All lines in which the word "arbete" occurs are to be extracted.

[Records from a data collection]
========

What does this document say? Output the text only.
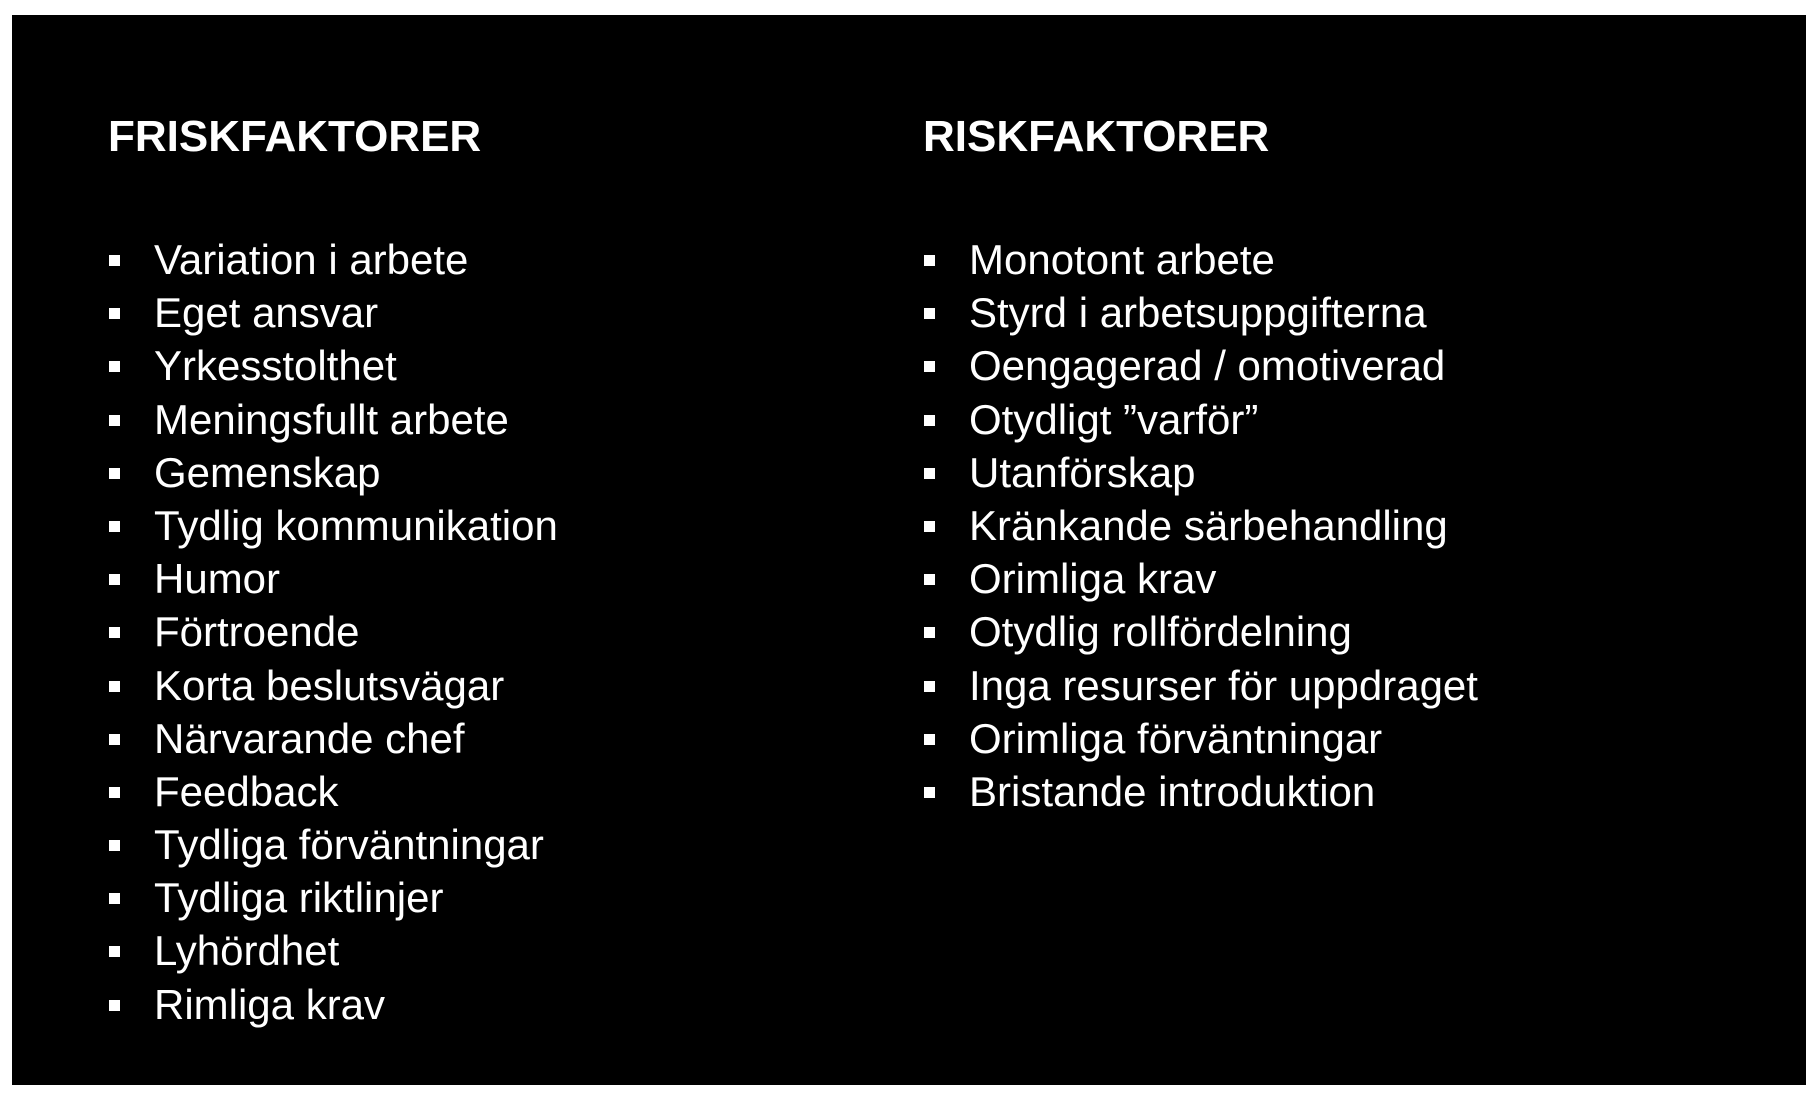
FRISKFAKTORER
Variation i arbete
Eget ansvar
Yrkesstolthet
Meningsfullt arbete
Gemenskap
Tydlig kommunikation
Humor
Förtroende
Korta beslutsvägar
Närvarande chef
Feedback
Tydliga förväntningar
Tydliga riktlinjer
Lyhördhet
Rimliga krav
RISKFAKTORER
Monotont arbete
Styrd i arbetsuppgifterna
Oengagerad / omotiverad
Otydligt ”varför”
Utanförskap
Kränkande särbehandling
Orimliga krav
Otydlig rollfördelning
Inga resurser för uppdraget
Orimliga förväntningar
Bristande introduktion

========

▶ [Task output]:
Variation i arbete
Meningsfullt arbete
Monotont arbete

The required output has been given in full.